## [Consigna 1]
Responde según el texto sobre Salta y Buenos Aires:
(a) ¿Quién ya cambió el DNI y quién lo tiene en trámite?
(b) Según Flor, ¿por qué se preocupa el salteño?
(c) ¿Cómo figuraría Solange en su documento si hiciera un cambio?
## [Consigna 2]
Prosigue el texto sobre Salta y Buenos Aires a partir de la última cita de Florencia.

## [Texto en estudio]
==*==
Las situaciones particulares no ocultan la mirada general que las chicas tienen sobre Salta. Y marcan las diferencias con Buenos Aires: “Acá no es notoria la mirada conservadora. Capaz que vas a un hospital y te piden el documento, te dicen (pone voz amable) ‘¿cómo querés que te llame?’. Capaz que vas allá y (cambia a un tono más autoritario) ‘no, que dame el documento, que vos sos así, que bla bla bla’. Te miran de pies a cabeza y se te ríen en la cara. Acá no. Capaz que por dentro nos deben decir de todo, pero no te lo hacen saber. Porque acá hay millones de chicas trans y por todos lados las ves: en la esquina, en el shopping, en un cine. Acá la gente está más acostumbrada y ya es normal”. “Acá te invitan, no tienen problema en buscarte en el auto y llevarte adelante, como amigos nomás”, agrega Saida.

Sigue Flor: “El salteño es muy conservador, para ellos es cuatro paredes y ya está. Si te veo al otro día no me hablés, no me saludes. Así es el salteño. El porteño no. Es más mente abierta. Te va a presentar a su familia, a sus amigos, te va a llevar a comer. El salteño se preocupa por ser más macho que hombre. Cuando yo voy para allá no me atrae nadie. Se me acercan chicos pero no es lo mismo. Es como que decís cortala, loco, estamos viviendo en otro tiempo. La gente que sigue pensando como pueblo nunca va a avanzar. ¿Me voy allá, divina, y me salen con eso? No, no voy a perder el tiempo. ¿Por qué me tengo que esconder?”.

Florencia cambió el DNI, Saida lo tiene en trámite. Solange no. “Porque no quiero figurar con género femenino”, explica. “No me considero mujer. Siempre me acepté como soy: trans, travesti. Haría un cambio en mi documento para figurar como trans”, dice. “Yo me hice el cambio y siento que la sociedad te ve como vos querés que te vea. Creo que un documento te abre muchas puertas, podés hacer trámites, te ayuda muchísimo”, dice Florencia.
==*==
## [Datos en estudio]

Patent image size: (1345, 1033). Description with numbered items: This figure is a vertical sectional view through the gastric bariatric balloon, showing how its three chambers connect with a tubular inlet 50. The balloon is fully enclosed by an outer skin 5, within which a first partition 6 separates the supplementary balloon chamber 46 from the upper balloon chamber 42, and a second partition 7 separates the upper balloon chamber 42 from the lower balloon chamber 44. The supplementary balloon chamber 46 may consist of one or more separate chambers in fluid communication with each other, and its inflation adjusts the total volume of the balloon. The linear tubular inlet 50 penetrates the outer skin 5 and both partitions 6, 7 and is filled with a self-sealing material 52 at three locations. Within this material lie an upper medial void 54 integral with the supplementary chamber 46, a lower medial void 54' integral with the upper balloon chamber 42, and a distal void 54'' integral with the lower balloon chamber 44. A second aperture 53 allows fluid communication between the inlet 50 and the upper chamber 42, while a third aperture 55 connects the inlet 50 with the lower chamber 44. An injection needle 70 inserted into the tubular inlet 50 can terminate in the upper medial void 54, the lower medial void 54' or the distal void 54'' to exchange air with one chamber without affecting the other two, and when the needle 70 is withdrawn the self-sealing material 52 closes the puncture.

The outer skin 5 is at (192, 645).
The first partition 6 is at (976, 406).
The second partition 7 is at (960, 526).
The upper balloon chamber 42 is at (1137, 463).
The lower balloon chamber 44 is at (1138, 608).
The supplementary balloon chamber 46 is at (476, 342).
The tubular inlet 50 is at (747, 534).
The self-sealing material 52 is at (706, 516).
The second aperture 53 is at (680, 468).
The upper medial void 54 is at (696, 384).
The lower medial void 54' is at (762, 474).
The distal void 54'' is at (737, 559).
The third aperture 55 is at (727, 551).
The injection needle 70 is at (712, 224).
==*==
## [Respuesta esperada 1]
(a) Florencia ya cambió el DNI y Saida lo tiene en trámite.
(b) Por ser más macho que hombre.
(c) Como trans.

## [Respuesta esperada 2]
“Vos preguntás acá y la mayoría no lo hace porque adoptaron ese pensamiento: no se consideran mujeres”, sigue Solange, que cree que las medidas de los últimos años, como el matrimonio igualitario o la ley de Identidad de Género no lograron cambios en el corto plazo: “En lo social no cambió. No acompañó a lo legal. Te siguen viendo como algo raro. Te pueden tratar como chica pero los mismos médicos hacen comentarios: mirá, ese es puto. Obviamente es un cambio que va a llevar muchísimos años. No va a cambiar de un día para el otro porque exista una ley”.

“Si me decís que vuelva, no sé. Mi vida me gustaría acá en la ciudad. Acá avanzás más en todo: trabajo, plata, desenvolvimiento. Vuelvo porque tengo mi familia, para vacaciones”, dice Florencia, y cuenta que quiere estudiar teatro.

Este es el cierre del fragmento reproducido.